Directions for this task: Each entry needs to be restated exactly as written.

Data excerpts:
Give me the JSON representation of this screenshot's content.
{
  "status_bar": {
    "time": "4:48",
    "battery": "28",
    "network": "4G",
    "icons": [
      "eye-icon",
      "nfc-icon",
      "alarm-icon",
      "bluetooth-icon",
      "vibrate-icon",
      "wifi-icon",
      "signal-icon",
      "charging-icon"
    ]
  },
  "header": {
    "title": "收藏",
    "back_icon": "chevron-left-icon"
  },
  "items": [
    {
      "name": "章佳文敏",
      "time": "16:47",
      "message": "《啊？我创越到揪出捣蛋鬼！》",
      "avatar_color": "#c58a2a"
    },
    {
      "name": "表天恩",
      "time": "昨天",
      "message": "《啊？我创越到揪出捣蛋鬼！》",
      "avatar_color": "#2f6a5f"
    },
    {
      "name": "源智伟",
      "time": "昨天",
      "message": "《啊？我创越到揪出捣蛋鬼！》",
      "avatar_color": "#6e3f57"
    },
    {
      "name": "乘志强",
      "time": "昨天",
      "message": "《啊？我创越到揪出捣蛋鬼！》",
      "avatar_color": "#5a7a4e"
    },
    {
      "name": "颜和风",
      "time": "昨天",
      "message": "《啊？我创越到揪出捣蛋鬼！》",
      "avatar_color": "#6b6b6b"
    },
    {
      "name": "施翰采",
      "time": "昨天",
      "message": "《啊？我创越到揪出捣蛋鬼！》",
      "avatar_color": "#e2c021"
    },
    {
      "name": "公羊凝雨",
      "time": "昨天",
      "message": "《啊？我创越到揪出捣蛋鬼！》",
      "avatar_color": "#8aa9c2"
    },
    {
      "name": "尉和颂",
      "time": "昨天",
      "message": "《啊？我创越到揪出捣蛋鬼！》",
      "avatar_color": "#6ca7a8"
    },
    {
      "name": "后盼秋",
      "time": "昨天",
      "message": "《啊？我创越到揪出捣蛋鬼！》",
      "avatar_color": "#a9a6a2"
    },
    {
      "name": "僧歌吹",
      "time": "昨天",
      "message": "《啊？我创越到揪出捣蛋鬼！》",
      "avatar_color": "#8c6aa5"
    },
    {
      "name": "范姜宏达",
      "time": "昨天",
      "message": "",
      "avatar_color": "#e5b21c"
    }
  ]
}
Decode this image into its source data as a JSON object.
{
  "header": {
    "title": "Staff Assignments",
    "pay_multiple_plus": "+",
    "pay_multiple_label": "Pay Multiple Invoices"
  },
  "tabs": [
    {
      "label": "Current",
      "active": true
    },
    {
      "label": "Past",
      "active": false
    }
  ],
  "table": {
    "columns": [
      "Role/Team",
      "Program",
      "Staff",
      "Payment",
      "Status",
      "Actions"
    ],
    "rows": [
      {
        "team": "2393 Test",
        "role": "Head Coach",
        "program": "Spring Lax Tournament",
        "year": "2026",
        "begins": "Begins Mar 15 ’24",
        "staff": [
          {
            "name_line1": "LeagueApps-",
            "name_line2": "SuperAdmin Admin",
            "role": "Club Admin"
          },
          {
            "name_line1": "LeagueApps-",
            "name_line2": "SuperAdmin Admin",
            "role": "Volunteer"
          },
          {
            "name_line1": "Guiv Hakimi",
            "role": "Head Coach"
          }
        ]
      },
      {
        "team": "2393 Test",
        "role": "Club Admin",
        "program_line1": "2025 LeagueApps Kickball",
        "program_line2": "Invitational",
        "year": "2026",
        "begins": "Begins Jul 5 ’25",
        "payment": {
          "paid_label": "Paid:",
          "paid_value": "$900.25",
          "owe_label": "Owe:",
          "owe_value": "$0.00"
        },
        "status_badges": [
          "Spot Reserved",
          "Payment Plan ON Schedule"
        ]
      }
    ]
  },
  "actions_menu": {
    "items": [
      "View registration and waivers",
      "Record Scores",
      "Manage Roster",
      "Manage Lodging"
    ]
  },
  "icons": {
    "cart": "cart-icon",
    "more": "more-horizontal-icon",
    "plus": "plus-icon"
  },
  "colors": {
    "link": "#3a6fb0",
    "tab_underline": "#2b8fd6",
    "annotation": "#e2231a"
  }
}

Result below:
Give me the JSON representation of this screenshot's content.
{
  "status_bar": {
    "time": "4:48",
    "battery": "28",
    "network": "4G",
    "icons": [
      "eye-icon",
      "nfc-icon",
      "alarm-icon",
      "bluetooth-icon",
      "vibrate-icon",
      "wifi-icon",
      "signal-icon",
      "charging-icon"
    ]
  },
  "header": {
    "title": "收藏",
    "back_icon": "chevron-left-icon"
  },
  "items": [
    {
      "name": "章佳文敏",
      "time": "16:47",
      "message": "《啊？我创越到揪出捣蛋鬼！》",
      "avatar_color": "#c58a2a"
    },
    {
      "name": "表天恩",
      "time": "昨天",
      "message": "《啊？我创越到揪出捣蛋鬼！》",
      "avatar_color": "#2f6a5f"
    },
    {
      "name": "源智伟",
      "time": "昨天",
      "message": "《啊？我创越到揪出捣蛋鬼！》",
      "avatar_color": "#6e3f57"
    },
    {
      "name": "乘志强",
      "time": "昨天",
      "message": "《啊？我创越到揪出捣蛋鬼！》",
      "avatar_color": "#5a7a4e"
    },
    {
      "name": "颜和风",
      "time": "昨天",
      "message": "《啊？我创越到揪出捣蛋鬼！》",
      "avatar_color": "#6b6b6b"
    },
    {
      "name": "施翰采",
      "time": "昨天",
      "message": "《啊？我创越到揪出捣蛋鬼！》",
      "avatar_color": "#e2c021"
    },
    {
      "name": "公羊凝雨",
      "time": "昨天",
      "message": "《啊？我创越到揪出捣蛋鬼！》",
      "avatar_color": "#8aa9c2"
    },
    {
      "name": "尉和颂",
      "time": "昨天",
      "message": "《啊？我创越到揪出捣蛋鬼！》",
      "avatar_color": "#6ca7a8"
    },
    {
      "name": "后盼秋",
      "time": "昨天",
      "message": "《啊？我创越到揪出捣蛋鬼！》",
      "avatar_color": "#a9a6a2"
    },
    {
      "name": "僧歌吹",
      "time": "昨天",
      "message": "《啊？我创越到揪出捣蛋鬼！》",
      "avatar_color": "#8c6aa5"
    },
    {
      "name": "范姜宏达",
      "time": "昨天",
      "message": "",
      "avatar_color": "#e5b21c"
    }
  ]
}
Decode this image into its source data as a JSON object.
{
  "header": {
    "title": "Staff Assignments",
    "pay_multiple_plus": "+",
    "pay_multiple_label": "Pay Multiple Invoices"
  },
  "tabs": [
    {
      "label": "Current",
      "active": true
    },
    {
      "label": "Past",
      "active": false
    }
  ],
  "table": {
    "columns": [
      "Role/Team",
      "Program",
      "Staff",
      "Payment",
      "Status",
      "Actions"
    ],
    "rows": [
      {
        "team": "2393 Test",
        "role": "Head Coach",
        "program": "Spring Lax Tournament",
        "year": "2026",
        "begins": "Begins Mar 15 ’24",
        "staff": [
          {
            "name_line1": "LeagueApps-",
            "name_line2": "SuperAdmin Admin",
            "role": "Club Admin"
          },
          {
            "name_line1": "LeagueApps-",
            "name_line2": "SuperAdmin Admin",
            "role": "Volunteer"
          },
          {
            "name_line1": "Guiv Hakimi",
            "role": "Head Coach"
          }
        ]
      },
      {
        "team": "2393 Test",
        "role": "Club Admin",
        "program_line1": "2025 LeagueApps Kickball",
        "program_line2": "Invitational",
        "year": "2026",
        "begins": "Begins Jul 5 ’25",
        "payment": {
          "paid_label": "Paid:",
          "paid_value": "$900.25",
          "owe_label": "Owe:",
          "owe_value": "$0.00"
        },
        "status_badges": [
          "Spot Reserved",
          "Payment Plan ON Schedule"
        ]
      }
    ]
  },
  "actions_menu": {
    "items": [
      "View registration and waivers",
      "Record Scores",
      "Manage Roster",
      "Manage Lodging"
    ]
  },
  "icons": {
    "cart": "cart-icon",
    "more": "more-horizontal-icon",
    "plus": "plus-icon"
  },
  "colors": {
    "link": "#3a6fb0",
    "tab_underline": "#2b8fd6",
    "annotation": "#e2231a"
  }
}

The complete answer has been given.